» Task instructions: Every record must be copied exactly. Leave nothing out.

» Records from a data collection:
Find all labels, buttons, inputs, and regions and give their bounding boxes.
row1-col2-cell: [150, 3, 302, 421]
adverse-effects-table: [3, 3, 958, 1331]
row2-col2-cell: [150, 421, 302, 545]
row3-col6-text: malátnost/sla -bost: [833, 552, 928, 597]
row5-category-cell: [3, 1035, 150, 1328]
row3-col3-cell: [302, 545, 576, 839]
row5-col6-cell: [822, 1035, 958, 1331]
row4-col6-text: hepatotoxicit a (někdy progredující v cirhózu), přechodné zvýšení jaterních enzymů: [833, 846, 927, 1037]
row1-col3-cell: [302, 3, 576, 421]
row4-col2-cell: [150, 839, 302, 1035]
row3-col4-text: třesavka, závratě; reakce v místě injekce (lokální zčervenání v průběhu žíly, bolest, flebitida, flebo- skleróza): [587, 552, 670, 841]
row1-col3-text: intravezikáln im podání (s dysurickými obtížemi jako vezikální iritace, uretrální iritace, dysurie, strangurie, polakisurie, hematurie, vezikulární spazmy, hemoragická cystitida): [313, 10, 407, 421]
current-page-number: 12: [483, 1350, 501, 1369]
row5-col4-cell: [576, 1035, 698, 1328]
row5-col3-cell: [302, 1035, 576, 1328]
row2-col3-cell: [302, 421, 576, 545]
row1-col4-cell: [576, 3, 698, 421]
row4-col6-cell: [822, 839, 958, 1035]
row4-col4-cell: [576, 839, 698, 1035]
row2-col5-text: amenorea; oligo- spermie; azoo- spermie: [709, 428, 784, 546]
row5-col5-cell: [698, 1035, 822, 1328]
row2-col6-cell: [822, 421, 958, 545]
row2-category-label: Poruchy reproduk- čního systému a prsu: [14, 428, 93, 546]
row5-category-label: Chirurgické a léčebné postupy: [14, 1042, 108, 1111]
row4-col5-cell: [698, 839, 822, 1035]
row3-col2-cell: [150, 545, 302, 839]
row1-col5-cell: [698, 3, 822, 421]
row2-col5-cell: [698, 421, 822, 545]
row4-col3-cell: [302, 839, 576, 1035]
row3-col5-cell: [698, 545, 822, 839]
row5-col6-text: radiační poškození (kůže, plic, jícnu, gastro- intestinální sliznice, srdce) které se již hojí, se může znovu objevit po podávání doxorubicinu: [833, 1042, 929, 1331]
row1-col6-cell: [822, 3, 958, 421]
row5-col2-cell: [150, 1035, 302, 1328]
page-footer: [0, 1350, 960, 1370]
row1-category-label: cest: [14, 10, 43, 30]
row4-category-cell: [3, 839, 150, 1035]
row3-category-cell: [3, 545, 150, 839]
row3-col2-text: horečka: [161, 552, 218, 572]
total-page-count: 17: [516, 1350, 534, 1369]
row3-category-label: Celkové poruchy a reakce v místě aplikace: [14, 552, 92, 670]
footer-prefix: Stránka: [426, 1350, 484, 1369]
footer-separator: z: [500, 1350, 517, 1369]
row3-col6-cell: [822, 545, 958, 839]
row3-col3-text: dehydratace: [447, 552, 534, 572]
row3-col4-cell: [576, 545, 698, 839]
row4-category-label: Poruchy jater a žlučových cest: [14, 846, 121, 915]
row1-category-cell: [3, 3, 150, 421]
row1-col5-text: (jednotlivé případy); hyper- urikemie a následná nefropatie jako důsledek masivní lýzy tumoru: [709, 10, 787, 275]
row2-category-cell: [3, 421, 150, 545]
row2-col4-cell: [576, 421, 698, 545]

» Result for this task:
Find all labels, buttons, inputs, and regions and give their bounding boxes.
row1-col2-cell: [150, 3, 302, 421]
adverse-effects-table: [3, 3, 958, 1331]
row2-col2-cell: [150, 421, 302, 545]
row3-col6-text: malátnost/sla -bost: [833, 552, 928, 597]
row5-category-cell: [3, 1035, 150, 1328]
row3-col3-cell: [302, 545, 576, 839]
row5-col6-cell: [822, 1035, 958, 1331]
row4-col6-text: hepatotoxicit a (někdy progredující v cirhózu), přechodné zvýšení jaterních enzymů: [833, 846, 927, 1037]
row1-col3-cell: [302, 3, 576, 421]
row4-col2-cell: [150, 839, 302, 1035]
row3-col4-text: třesavka, závratě; reakce v místě injekce (lokální zčervenání v průběhu žíly, bolest, flebitida, flebo- skleróza): [587, 552, 670, 841]
row1-col3-text: intravezikáln im podání (s dysurickými obtížemi jako vezikální iritace, uretrální iritace, dysurie, strangurie, polakisurie, hematurie, vezikulární spazmy, hemoragická cystitida): [313, 10, 407, 421]
current-page-number: 12: [483, 1350, 501, 1369]
row5-col4-cell: [576, 1035, 698, 1328]
row5-col3-cell: [302, 1035, 576, 1328]
row2-col3-cell: [302, 421, 576, 545]
row1-col4-cell: [576, 3, 698, 421]
row4-col6-cell: [822, 839, 958, 1035]
row4-col4-cell: [576, 839, 698, 1035]
row2-col5-text: amenorea; oligo- spermie; azoo- spermie: [709, 428, 784, 546]
row5-col5-cell: [698, 1035, 822, 1328]
row2-col6-cell: [822, 421, 958, 545]
row2-category-label: Poruchy reproduk- čního systému a prsu: [14, 428, 93, 546]
row5-category-label: Chirurgické a léčebné postupy: [14, 1042, 108, 1111]
row4-col5-cell: [698, 839, 822, 1035]
row3-col2-cell: [150, 545, 302, 839]
row1-col5-cell: [698, 3, 822, 421]
row2-col5-cell: [698, 421, 822, 545]
row4-col3-cell: [302, 839, 576, 1035]
row3-col5-cell: [698, 545, 822, 839]
row5-col6-text: radiační poškození (kůže, plic, jícnu, gastro- intestinální sliznice, srdce) které se již hojí, se může znovu objevit po podávání doxorubicinu: [833, 1042, 929, 1331]
row1-col6-cell: [822, 3, 958, 421]
row5-col2-cell: [150, 1035, 302, 1328]
page-footer: [0, 1350, 960, 1370]
row1-category-label: cest: [14, 10, 43, 30]
row4-category-cell: [3, 839, 150, 1035]
row3-category-cell: [3, 545, 150, 839]
row3-col2-text: horečka: [161, 552, 218, 572]
total-page-count: 17: [516, 1350, 534, 1369]
row3-category-label: Celkové poruchy a reakce v místě aplikace: [14, 552, 92, 670]
footer-prefix: Stránka: [426, 1350, 484, 1369]
footer-separator: z: [500, 1350, 517, 1369]
row3-col6-cell: [822, 545, 958, 839]
row3-col3-text: dehydratace: [447, 552, 534, 572]
row3-col4-cell: [576, 545, 698, 839]
row4-category-label: Poruchy jater a žlučových cest: [14, 846, 121, 915]
row1-category-cell: [3, 3, 150, 421]
row1-col5-text: (jednotlivé případy); hyper- urikemie a následná nefropatie jako důsledek masivní lýzy tumoru: [709, 10, 787, 275]
row2-category-cell: [3, 421, 150, 545]
row2-col4-cell: [576, 421, 698, 545]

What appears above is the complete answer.